# REQUIREMENT:
Pictures do not belong in the copy. Write out exactly the lines from the one containing "Parse this chart and return its data as JSON." through the end of the data.
━━━━
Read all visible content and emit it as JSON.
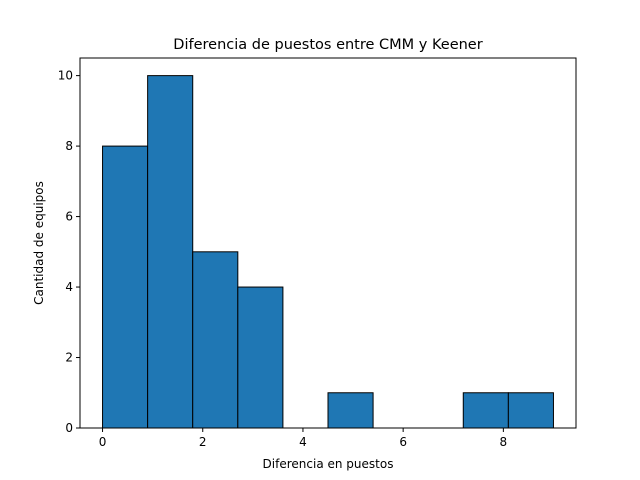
{
  "chart_data": {
    "type": "bar",
    "title": "Diferencia de puestos entre CMM y Keener",
    "xlabel": "Diferencia en puestos",
    "ylabel": "Cantidad de equipos",
    "bin_edges": [
      0,
      0.9,
      1.8,
      2.7,
      3.6,
      4.5,
      5.4,
      6.3,
      7.2,
      8.1,
      9.0
    ],
    "values": [
      8,
      10,
      5,
      4,
      0,
      1,
      0,
      0,
      1,
      1
    ],
    "xlim": [
      -0.45,
      9.45
    ],
    "ylim": [
      0,
      10.5
    ],
    "xticks": [
      0,
      2,
      4,
      6,
      8
    ],
    "yticks": [
      0,
      2,
      4,
      6,
      8,
      10
    ],
    "bar_color": "#1f77b4",
    "edge_color": "#000000",
    "grid": false,
    "legend": "none"
  }
}
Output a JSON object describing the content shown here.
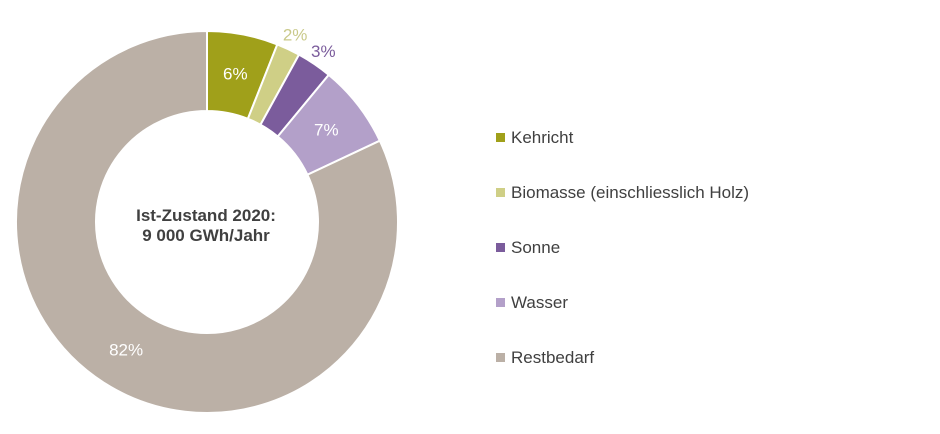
{
  "chart_data": {
    "type": "pie",
    "center_text": [
      "Ist-Zustand 2020:",
      "9 000 GWh/Jahr"
    ],
    "categories": [
      "Kehricht",
      "Biomasse (einschliesslich Holz)",
      "Sonne",
      "Wasser",
      "Restbedarf"
    ],
    "values": [
      6,
      2,
      3,
      7,
      82
    ],
    "labels": [
      "6%",
      "2%",
      "3%",
      "7%",
      "82%"
    ],
    "colors": [
      "#a0a01a",
      "#cfcf86",
      "#7b5c9c",
      "#b3a0c9",
      "#bbb0a6"
    ],
    "label_colors": [
      "#ffffff",
      "#c9c98a",
      "#7b5c9c",
      "#ffffff",
      "#ffffff"
    ],
    "label_outside": [
      false,
      true,
      true,
      false,
      false
    ],
    "legend_placement": "right",
    "donut": true
  }
}
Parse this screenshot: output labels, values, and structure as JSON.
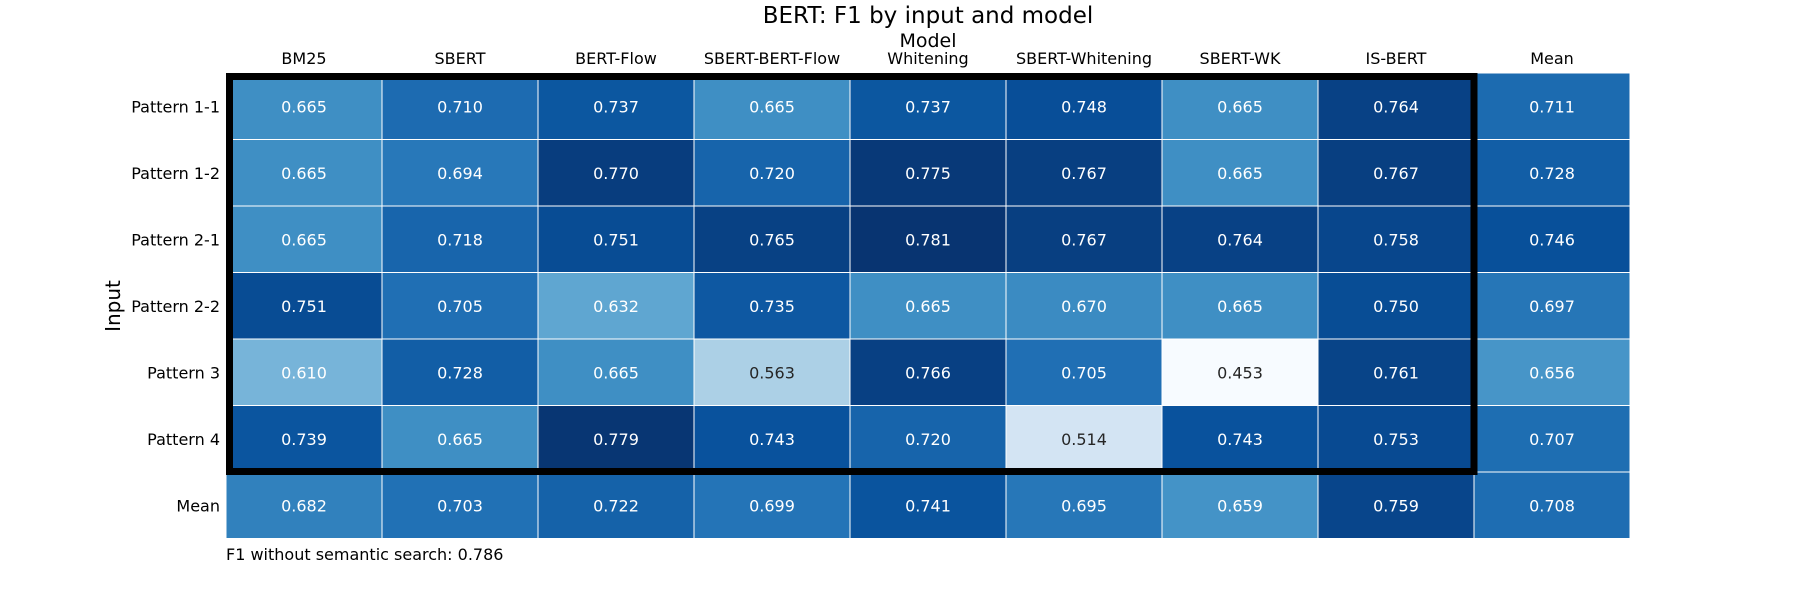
{
  "chart_data": {
    "type": "heatmap",
    "title": "BERT: F1 by input and model",
    "xlabel": "Model",
    "ylabel": "Input",
    "columns": [
      "BM25",
      "SBERT",
      "BERT-Flow",
      "SBERT-BERT-Flow",
      "Whitening",
      "SBERT-Whitening",
      "SBERT-WK",
      "IS-BERT",
      "Mean"
    ],
    "rows": [
      "Pattern 1-1",
      "Pattern 1-2",
      "Pattern 2-1",
      "Pattern 2-2",
      "Pattern 3",
      "Pattern 4",
      "Mean"
    ],
    "values": [
      [
        "0.665",
        "0.710",
        "0.737",
        "0.665",
        "0.737",
        "0.748",
        "0.665",
        "0.764",
        "0.711"
      ],
      [
        "0.665",
        "0.694",
        "0.770",
        "0.720",
        "0.775",
        "0.767",
        "0.665",
        "0.767",
        "0.728"
      ],
      [
        "0.665",
        "0.718",
        "0.751",
        "0.765",
        "0.781",
        "0.767",
        "0.764",
        "0.758",
        "0.746"
      ],
      [
        "0.751",
        "0.705",
        "0.632",
        "0.735",
        "0.665",
        "0.670",
        "0.665",
        "0.750",
        "0.697"
      ],
      [
        "0.610",
        "0.728",
        "0.665",
        "0.563",
        "0.766",
        "0.705",
        "0.453",
        "0.761",
        "0.656"
      ],
      [
        "0.739",
        "0.665",
        "0.779",
        "0.743",
        "0.720",
        "0.514",
        "0.743",
        "0.753",
        "0.707"
      ],
      [
        "0.682",
        "0.703",
        "0.722",
        "0.699",
        "0.741",
        "0.695",
        "0.659",
        "0.759",
        "0.708"
      ]
    ],
    "colormap": "Blues",
    "color_range": [
      0.453,
      0.786
    ],
    "highlight": "black outline around Pattern rows × model columns (excluding Mean row and column)",
    "footnote": "F1 without semantic search: 0.786"
  }
}
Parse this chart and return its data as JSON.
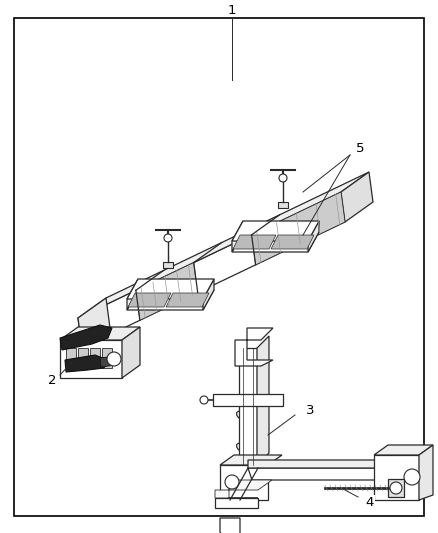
{
  "background_color": "#ffffff",
  "border_color": "#000000",
  "line_color": "#2a2a2a",
  "fig_width": 4.38,
  "fig_height": 5.33,
  "dpi": 100
}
━━━━
# SOLUTION BELOW:
Parse this chart and return its data as JSON.
{
  "background_color": "#ffffff",
  "border_color": "#000000",
  "line_color": "#2a2a2a",
  "fig_width": 4.38,
  "fig_height": 5.33,
  "dpi": 100
}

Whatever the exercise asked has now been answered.